> [Aim of the task]
Reproduce every entry exactly, without alteration.

Start

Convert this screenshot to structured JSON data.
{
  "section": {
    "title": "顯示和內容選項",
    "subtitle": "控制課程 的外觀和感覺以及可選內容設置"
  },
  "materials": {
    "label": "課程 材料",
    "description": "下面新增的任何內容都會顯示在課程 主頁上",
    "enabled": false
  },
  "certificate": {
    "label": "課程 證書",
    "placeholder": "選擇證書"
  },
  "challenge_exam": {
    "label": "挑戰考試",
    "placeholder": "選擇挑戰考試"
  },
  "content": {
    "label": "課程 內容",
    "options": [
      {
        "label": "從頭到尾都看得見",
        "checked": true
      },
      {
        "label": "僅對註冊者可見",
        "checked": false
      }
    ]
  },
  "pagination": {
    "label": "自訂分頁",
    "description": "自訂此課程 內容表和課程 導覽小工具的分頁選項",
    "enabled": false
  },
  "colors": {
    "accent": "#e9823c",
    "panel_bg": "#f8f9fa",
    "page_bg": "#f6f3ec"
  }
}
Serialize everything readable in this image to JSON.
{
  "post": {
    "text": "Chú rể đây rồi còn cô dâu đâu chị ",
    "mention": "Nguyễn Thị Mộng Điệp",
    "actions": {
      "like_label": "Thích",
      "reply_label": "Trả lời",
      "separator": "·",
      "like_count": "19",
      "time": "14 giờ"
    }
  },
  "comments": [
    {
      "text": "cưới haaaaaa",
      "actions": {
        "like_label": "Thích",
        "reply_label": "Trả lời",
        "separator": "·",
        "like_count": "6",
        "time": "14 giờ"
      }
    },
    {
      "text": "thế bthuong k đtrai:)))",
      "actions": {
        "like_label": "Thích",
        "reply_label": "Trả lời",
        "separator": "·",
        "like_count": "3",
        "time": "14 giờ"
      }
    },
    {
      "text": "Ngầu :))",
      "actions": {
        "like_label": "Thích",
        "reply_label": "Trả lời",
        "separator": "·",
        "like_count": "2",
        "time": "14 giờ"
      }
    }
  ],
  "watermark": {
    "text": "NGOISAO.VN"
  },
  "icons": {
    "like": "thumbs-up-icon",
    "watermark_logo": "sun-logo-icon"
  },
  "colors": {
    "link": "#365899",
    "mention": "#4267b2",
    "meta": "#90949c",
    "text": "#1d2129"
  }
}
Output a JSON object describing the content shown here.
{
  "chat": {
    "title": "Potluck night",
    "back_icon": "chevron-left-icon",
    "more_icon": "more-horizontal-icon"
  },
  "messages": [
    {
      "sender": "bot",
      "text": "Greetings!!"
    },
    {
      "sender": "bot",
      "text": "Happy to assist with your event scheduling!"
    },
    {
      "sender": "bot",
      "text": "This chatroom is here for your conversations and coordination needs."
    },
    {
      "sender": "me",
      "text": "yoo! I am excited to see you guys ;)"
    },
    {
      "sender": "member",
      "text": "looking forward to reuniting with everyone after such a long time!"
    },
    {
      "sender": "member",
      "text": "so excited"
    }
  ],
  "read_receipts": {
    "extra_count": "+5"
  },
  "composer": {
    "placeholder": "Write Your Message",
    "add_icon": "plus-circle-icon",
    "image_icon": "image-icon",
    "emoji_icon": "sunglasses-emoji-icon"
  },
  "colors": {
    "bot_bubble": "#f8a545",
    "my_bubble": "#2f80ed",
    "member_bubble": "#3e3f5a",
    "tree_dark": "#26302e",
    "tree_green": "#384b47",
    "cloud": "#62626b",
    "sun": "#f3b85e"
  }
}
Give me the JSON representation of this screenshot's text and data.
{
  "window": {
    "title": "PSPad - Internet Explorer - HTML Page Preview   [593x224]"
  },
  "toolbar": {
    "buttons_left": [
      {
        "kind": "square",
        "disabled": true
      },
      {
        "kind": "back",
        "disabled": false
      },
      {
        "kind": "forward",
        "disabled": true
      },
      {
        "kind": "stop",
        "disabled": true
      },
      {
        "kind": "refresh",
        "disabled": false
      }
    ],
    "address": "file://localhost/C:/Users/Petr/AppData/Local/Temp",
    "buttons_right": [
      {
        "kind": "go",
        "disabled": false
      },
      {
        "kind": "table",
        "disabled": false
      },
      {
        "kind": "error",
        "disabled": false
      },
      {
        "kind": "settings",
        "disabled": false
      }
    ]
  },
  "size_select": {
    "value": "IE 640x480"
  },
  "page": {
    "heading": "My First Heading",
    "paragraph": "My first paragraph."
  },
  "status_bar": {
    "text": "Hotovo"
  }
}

End

> [Answer to the problem]
Convert this screenshot to structured JSON data.
{
  "section": {
    "title": "顯示和內容選項",
    "subtitle": "控制課程 的外觀和感覺以及可選內容設置"
  },
  "materials": {
    "label": "課程 材料",
    "description": "下面新增的任何內容都會顯示在課程 主頁上",
    "enabled": false
  },
  "certificate": {
    "label": "課程 證書",
    "placeholder": "選擇證書"
  },
  "challenge_exam": {
    "label": "挑戰考試",
    "placeholder": "選擇挑戰考試"
  },
  "content": {
    "label": "課程 內容",
    "options": [
      {
        "label": "從頭到尾都看得見",
        "checked": true
      },
      {
        "label": "僅對註冊者可見",
        "checked": false
      }
    ]
  },
  "pagination": {
    "label": "自訂分頁",
    "description": "自訂此課程 內容表和課程 導覽小工具的分頁選項",
    "enabled": false
  },
  "colors": {
    "accent": "#e9823c",
    "panel_bg": "#f8f9fa",
    "page_bg": "#f6f3ec"
  }
}
Serialize everything readable in this image to JSON.
{
  "post": {
    "text": "Chú rể đây rồi còn cô dâu đâu chị ",
    "mention": "Nguyễn Thị Mộng Điệp",
    "actions": {
      "like_label": "Thích",
      "reply_label": "Trả lời",
      "separator": "·",
      "like_count": "19",
      "time": "14 giờ"
    }
  },
  "comments": [
    {
      "text": "cưới haaaaaa",
      "actions": {
        "like_label": "Thích",
        "reply_label": "Trả lời",
        "separator": "·",
        "like_count": "6",
        "time": "14 giờ"
      }
    },
    {
      "text": "thế bthuong k đtrai:)))",
      "actions": {
        "like_label": "Thích",
        "reply_label": "Trả lời",
        "separator": "·",
        "like_count": "3",
        "time": "14 giờ"
      }
    },
    {
      "text": "Ngầu :))",
      "actions": {
        "like_label": "Thích",
        "reply_label": "Trả lời",
        "separator": "·",
        "like_count": "2",
        "time": "14 giờ"
      }
    }
  ],
  "watermark": {
    "text": "NGOISAO.VN"
  },
  "icons": {
    "like": "thumbs-up-icon",
    "watermark_logo": "sun-logo-icon"
  },
  "colors": {
    "link": "#365899",
    "mention": "#4267b2",
    "meta": "#90949c",
    "text": "#1d2129"
  }
}
Output a JSON object describing the content shown here.
{
  "chat": {
    "title": "Potluck night",
    "back_icon": "chevron-left-icon",
    "more_icon": "more-horizontal-icon"
  },
  "messages": [
    {
      "sender": "bot",
      "text": "Greetings!!"
    },
    {
      "sender": "bot",
      "text": "Happy to assist with your event scheduling!"
    },
    {
      "sender": "bot",
      "text": "This chatroom is here for your conversations and coordination needs."
    },
    {
      "sender": "me",
      "text": "yoo! I am excited to see you guys ;)"
    },
    {
      "sender": "member",
      "text": "looking forward to reuniting with everyone after such a long time!"
    },
    {
      "sender": "member",
      "text": "so excited"
    }
  ],
  "read_receipts": {
    "extra_count": "+5"
  },
  "composer": {
    "placeholder": "Write Your Message",
    "add_icon": "plus-circle-icon",
    "image_icon": "image-icon",
    "emoji_icon": "sunglasses-emoji-icon"
  },
  "colors": {
    "bot_bubble": "#f8a545",
    "my_bubble": "#2f80ed",
    "member_bubble": "#3e3f5a",
    "tree_dark": "#26302e",
    "tree_green": "#384b47",
    "cloud": "#62626b",
    "sun": "#f3b85e"
  }
}
Give me the JSON representation of this screenshot's text and data.
{
  "window": {
    "title": "PSPad - Internet Explorer - HTML Page Preview   [593x224]"
  },
  "toolbar": {
    "buttons_left": [
      {
        "kind": "square",
        "disabled": true
      },
      {
        "kind": "back",
        "disabled": false
      },
      {
        "kind": "forward",
        "disabled": true
      },
      {
        "kind": "stop",
        "disabled": true
      },
      {
        "kind": "refresh",
        "disabled": false
      }
    ],
    "address": "file://localhost/C:/Users/Petr/AppData/Local/Temp",
    "buttons_right": [
      {
        "kind": "go",
        "disabled": false
      },
      {
        "kind": "table",
        "disabled": false
      },
      {
        "kind": "error",
        "disabled": false
      },
      {
        "kind": "settings",
        "disabled": false
      }
    ]
  },
  "size_select": {
    "value": "IE 640x480"
  },
  "page": {
    "heading": "My First Heading",
    "paragraph": "My first paragraph."
  },
  "status_bar": {
    "text": "Hotovo"
  }
}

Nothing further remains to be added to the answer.